#### [Problem to solve]
Set down the material below word for word, excluding the pictures.
** BEGIN Source material **
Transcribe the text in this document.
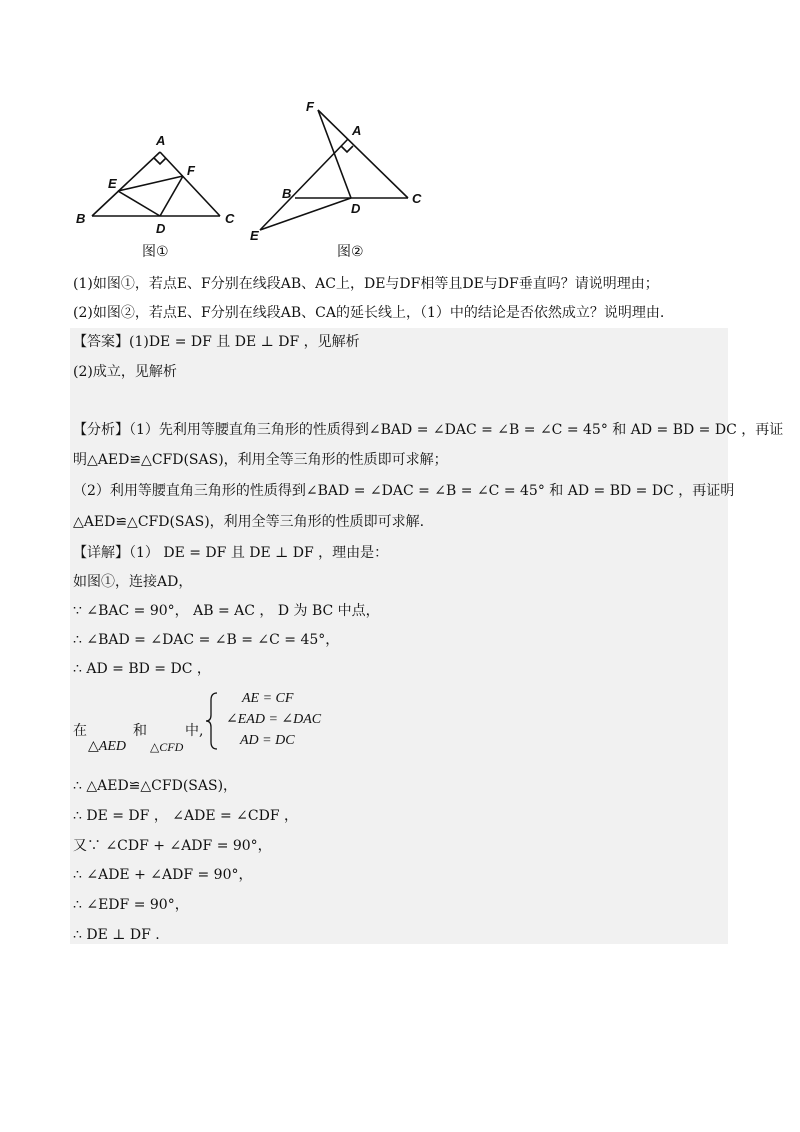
A
B	C
D
E
F
图①
F
A
B	C
D
E
图②
(1)如图①，若点E、F分别在线段AB、AC上，DE与DF相等且DE与DF垂直吗？请说明理由；
(2)如图②，若点E、F分别在线段AB、CA的延长线上，（1）中的结论是否依然成立？说明理由.
【答案】(1)DE = DF 且 DE ⊥ DF ，见解析
(2)成立，见解析
【分析】（1）先利用等腰直角三角形的性质得到∠BAD = ∠DAC = ∠B = ∠C = 45° 和 AD = BD = DC ，再证
明△AED≌△CFD(SAS)，利用全等三角形的性质即可求解；
（2）利用等腰直角三角形的性质得到∠BAD = ∠DAC = ∠B = ∠C = 45° 和 AD = BD = DC ，再证明
△AED≌△CFD(SAS)，利用全等三角形的性质即可求解.
【详解】（1） DE = DF 且 DE ⊥ DF ，理由是：
如图①，连接AD，
∵ ∠BAC = 90°， AB = AC ， D 为 BC 中点，
∴ ∠BAD = ∠DAC = ∠B = ∠C = 45°，
∴ AD = BD = DC ，
在	和	中,
△AED △CFD
AE = CF
∠EAD = ∠DAC
AD = DC
∴ △AED≌△CFD(SAS)，
∴ DE = DF ， ∠ADE = ∠CDF ，
又∵ ∠CDF + ∠ADF = 90°，
∴ ∠ADE + ∠ADF = 90°，
∴ ∠EDF = 90°，
∴ DE ⊥ DF .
** END Source material **
#### [Exercise response]
Transcribe the text in this document.
A
B	C
D
E
F
图①
F
A
B	C
D
E
图②
(1)如图①，若点E、F分别在线段AB、AC上，DE与DF相等且DE与DF垂直吗？请说明理由；
(2)如图②，若点E、F分别在线段AB、CA的延长线上，（1）中的结论是否依然成立？说明理由.
【答案】(1)DE = DF 且 DE ⊥ DF ，见解析
(2)成立，见解析
【分析】（1）先利用等腰直角三角形的性质得到∠BAD = ∠DAC = ∠B = ∠C = 45° 和 AD = BD = DC ，再证
明△AED≌△CFD(SAS)，利用全等三角形的性质即可求解；
（2）利用等腰直角三角形的性质得到∠BAD = ∠DAC = ∠B = ∠C = 45° 和 AD = BD = DC ，再证明
△AED≌△CFD(SAS)，利用全等三角形的性质即可求解.
【详解】（1） DE = DF 且 DE ⊥ DF ，理由是：
如图①，连接AD，
∵ ∠BAC = 90°， AB = AC ， D 为 BC 中点，
∴ ∠BAD = ∠DAC = ∠B = ∠C = 45°，
∴ AD = BD = DC ，
在	和	中,
△AED △CFD
AE = CF
∠EAD = ∠DAC
AD = DC
∴ △AED≌△CFD(SAS)，
∴ DE = DF ， ∠ADE = ∠CDF ，
又∵ ∠CDF + ∠ADF = 90°，
∴ ∠ADE + ∠ADF = 90°，
∴ ∠EDF = 90°，
∴ DE ⊥ DF .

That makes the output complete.